-- BEGIN --

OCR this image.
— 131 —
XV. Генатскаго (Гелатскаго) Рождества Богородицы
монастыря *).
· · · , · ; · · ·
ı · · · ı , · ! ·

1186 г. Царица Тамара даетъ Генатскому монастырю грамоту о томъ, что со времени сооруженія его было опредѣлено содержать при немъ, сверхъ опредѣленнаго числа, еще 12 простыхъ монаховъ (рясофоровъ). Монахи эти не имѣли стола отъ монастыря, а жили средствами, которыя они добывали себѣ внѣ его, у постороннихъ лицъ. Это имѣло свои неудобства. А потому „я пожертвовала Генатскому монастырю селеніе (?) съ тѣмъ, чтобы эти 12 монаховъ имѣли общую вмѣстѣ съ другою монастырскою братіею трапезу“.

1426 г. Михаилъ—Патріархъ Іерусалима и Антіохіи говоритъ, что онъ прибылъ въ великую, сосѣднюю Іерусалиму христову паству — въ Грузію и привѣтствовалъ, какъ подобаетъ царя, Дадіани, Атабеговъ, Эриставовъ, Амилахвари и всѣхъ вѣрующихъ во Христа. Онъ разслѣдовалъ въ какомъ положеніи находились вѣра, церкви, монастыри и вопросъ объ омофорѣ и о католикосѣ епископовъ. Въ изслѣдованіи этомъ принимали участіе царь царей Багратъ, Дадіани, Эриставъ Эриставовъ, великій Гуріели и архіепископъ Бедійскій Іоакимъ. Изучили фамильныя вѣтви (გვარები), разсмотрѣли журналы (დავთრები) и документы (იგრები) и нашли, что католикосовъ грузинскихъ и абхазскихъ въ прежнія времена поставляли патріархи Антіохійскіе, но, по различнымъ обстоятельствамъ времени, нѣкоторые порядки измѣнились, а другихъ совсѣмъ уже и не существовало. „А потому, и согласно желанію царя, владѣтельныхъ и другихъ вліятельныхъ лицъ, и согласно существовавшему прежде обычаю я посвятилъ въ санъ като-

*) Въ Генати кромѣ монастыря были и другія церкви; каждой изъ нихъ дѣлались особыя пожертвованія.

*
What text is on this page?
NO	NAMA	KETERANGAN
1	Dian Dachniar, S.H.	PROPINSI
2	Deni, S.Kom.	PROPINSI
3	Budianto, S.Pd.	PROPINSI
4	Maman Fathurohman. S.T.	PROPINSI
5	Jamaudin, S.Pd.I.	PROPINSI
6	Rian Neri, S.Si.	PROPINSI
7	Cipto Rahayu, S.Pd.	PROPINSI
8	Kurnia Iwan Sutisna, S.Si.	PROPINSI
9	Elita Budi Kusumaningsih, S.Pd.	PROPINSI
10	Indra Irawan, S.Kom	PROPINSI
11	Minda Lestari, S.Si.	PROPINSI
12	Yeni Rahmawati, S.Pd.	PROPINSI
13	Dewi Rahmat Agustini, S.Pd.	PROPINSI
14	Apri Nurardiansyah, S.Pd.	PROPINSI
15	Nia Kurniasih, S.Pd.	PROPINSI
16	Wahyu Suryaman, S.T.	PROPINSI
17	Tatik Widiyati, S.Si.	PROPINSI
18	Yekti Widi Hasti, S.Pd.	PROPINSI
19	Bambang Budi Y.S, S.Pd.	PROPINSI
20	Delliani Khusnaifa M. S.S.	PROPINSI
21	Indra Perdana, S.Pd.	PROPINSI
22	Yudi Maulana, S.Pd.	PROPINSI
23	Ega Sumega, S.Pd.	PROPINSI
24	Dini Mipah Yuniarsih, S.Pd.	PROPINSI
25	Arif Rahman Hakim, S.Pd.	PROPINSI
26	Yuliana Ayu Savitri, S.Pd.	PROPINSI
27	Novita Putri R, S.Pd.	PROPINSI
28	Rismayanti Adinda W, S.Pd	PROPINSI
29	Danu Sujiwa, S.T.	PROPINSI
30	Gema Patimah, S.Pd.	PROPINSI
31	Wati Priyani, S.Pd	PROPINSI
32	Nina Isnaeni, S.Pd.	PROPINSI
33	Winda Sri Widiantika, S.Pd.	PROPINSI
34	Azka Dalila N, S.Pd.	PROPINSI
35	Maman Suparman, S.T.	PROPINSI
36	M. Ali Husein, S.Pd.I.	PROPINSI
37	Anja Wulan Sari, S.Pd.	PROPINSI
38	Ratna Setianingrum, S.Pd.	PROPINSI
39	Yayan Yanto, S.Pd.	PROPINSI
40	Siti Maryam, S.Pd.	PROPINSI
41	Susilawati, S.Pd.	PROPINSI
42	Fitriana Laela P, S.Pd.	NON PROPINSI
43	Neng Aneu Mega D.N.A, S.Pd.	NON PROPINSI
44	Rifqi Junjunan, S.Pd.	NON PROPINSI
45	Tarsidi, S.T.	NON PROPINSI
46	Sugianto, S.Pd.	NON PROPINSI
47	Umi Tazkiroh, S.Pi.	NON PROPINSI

-- END --

> **What to work on**
Here, the records must be output exactly and in full.

> **Finished task**
OCR this image.
— 131 —
XV. Генатскаго (Гелатскаго) Рождества Богородицы
монастыря *).
· · · , · ; · · ·
ı · · · ı , · ! ·

1186 г. Царица Тамара даетъ Генатскому монастырю грамоту о томъ, что со времени сооруженія его было опредѣлено содержать при немъ, сверхъ опредѣленнаго числа, еще 12 простыхъ монаховъ (рясофоровъ). Монахи эти не имѣли стола отъ монастыря, а жили средствами, которыя они добывали себѣ внѣ его, у постороннихъ лицъ. Это имѣло свои неудобства. А потому „я пожертвовала Генатскому монастырю селеніе (?) съ тѣмъ, чтобы эти 12 монаховъ имѣли общую вмѣстѣ съ другою монастырскою братіею трапезу“.

1426 г. Михаилъ—Патріархъ Іерусалима и Антіохіи говоритъ, что онъ прибылъ въ великую, сосѣднюю Іерусалиму христову паству — въ Грузію и привѣтствовалъ, какъ подобаетъ царя, Дадіани, Атабеговъ, Эриставовъ, Амилахвари и всѣхъ вѣрующихъ во Христа. Онъ разслѣдовалъ въ какомъ положеніи находились вѣра, церкви, монастыри и вопросъ объ омофорѣ и о католикосѣ епископовъ. Въ изслѣдованіи этомъ принимали участіе царь царей Багратъ, Дадіани, Эриставъ Эриставовъ, великій Гуріели и архіепископъ Бедійскій Іоакимъ. Изучили фамильныя вѣтви (გვარები), разсмотрѣли журналы (დავთრები) и документы (იგრები) и нашли, что католикосовъ грузинскихъ и абхазскихъ въ прежнія времена поставляли патріархи Антіохійскіе, но, по различнымъ обстоятельствамъ времени, нѣкоторые порядки измѣнились, а другихъ совсѣмъ уже и не существовало. „А потому, и согласно желанію царя, владѣтельныхъ и другихъ вліятельныхъ лицъ, и согласно существовавшему прежде обычаю я посвятилъ въ санъ като-

*) Въ Генати кромѣ монастыря были и другія церкви; каждой изъ нихъ дѣлались особыя пожертвованія.

*
What text is on this page?
NO	NAMA	KETERANGAN
1	Dian Dachniar, S.H.	PROPINSI
2	Deni, S.Kom.	PROPINSI
3	Budianto, S.Pd.	PROPINSI
4	Maman Fathurohman. S.T.	PROPINSI
5	Jamaudin, S.Pd.I.	PROPINSI
6	Rian Neri, S.Si.	PROPINSI
7	Cipto Rahayu, S.Pd.	PROPINSI
8	Kurnia Iwan Sutisna, S.Si.	PROPINSI
9	Elita Budi Kusumaningsih, S.Pd.	PROPINSI
10	Indra Irawan, S.Kom	PROPINSI
11	Minda Lestari, S.Si.	PROPINSI
12	Yeni Rahmawati, S.Pd.	PROPINSI
13	Dewi Rahmat Agustini, S.Pd.	PROPINSI
14	Apri Nurardiansyah, S.Pd.	PROPINSI
15	Nia Kurniasih, S.Pd.	PROPINSI
16	Wahyu Suryaman, S.T.	PROPINSI
17	Tatik Widiyati, S.Si.	PROPINSI
18	Yekti Widi Hasti, S.Pd.	PROPINSI
19	Bambang Budi Y.S, S.Pd.	PROPINSI
20	Delliani Khusnaifa M. S.S.	PROPINSI
21	Indra Perdana, S.Pd.	PROPINSI
22	Yudi Maulana, S.Pd.	PROPINSI
23	Ega Sumega, S.Pd.	PROPINSI
24	Dini Mipah Yuniarsih, S.Pd.	PROPINSI
25	Arif Rahman Hakim, S.Pd.	PROPINSI
26	Yuliana Ayu Savitri, S.Pd.	PROPINSI
27	Novita Putri R, S.Pd.	PROPINSI
28	Rismayanti Adinda W, S.Pd	PROPINSI
29	Danu Sujiwa, S.T.	PROPINSI
30	Gema Patimah, S.Pd.	PROPINSI
31	Wati Priyani, S.Pd	PROPINSI
32	Nina Isnaeni, S.Pd.	PROPINSI
33	Winda Sri Widiantika, S.Pd.	PROPINSI
34	Azka Dalila N, S.Pd.	PROPINSI
35	Maman Suparman, S.T.	PROPINSI
36	M. Ali Husein, S.Pd.I.	PROPINSI
37	Anja Wulan Sari, S.Pd.	PROPINSI
38	Ratna Setianingrum, S.Pd.	PROPINSI
39	Yayan Yanto, S.Pd.	PROPINSI
40	Siti Maryam, S.Pd.	PROPINSI
41	Susilawati, S.Pd.	PROPINSI
42	Fitriana Laela P, S.Pd.	NON PROPINSI
43	Neng Aneu Mega D.N.A, S.Pd.	NON PROPINSI
44	Rifqi Junjunan, S.Pd.	NON PROPINSI
45	Tarsidi, S.T.	NON PROPINSI
46	Sugianto, S.Pd.	NON PROPINSI
47	Umi Tazkiroh, S.Pi.	NON PROPINSI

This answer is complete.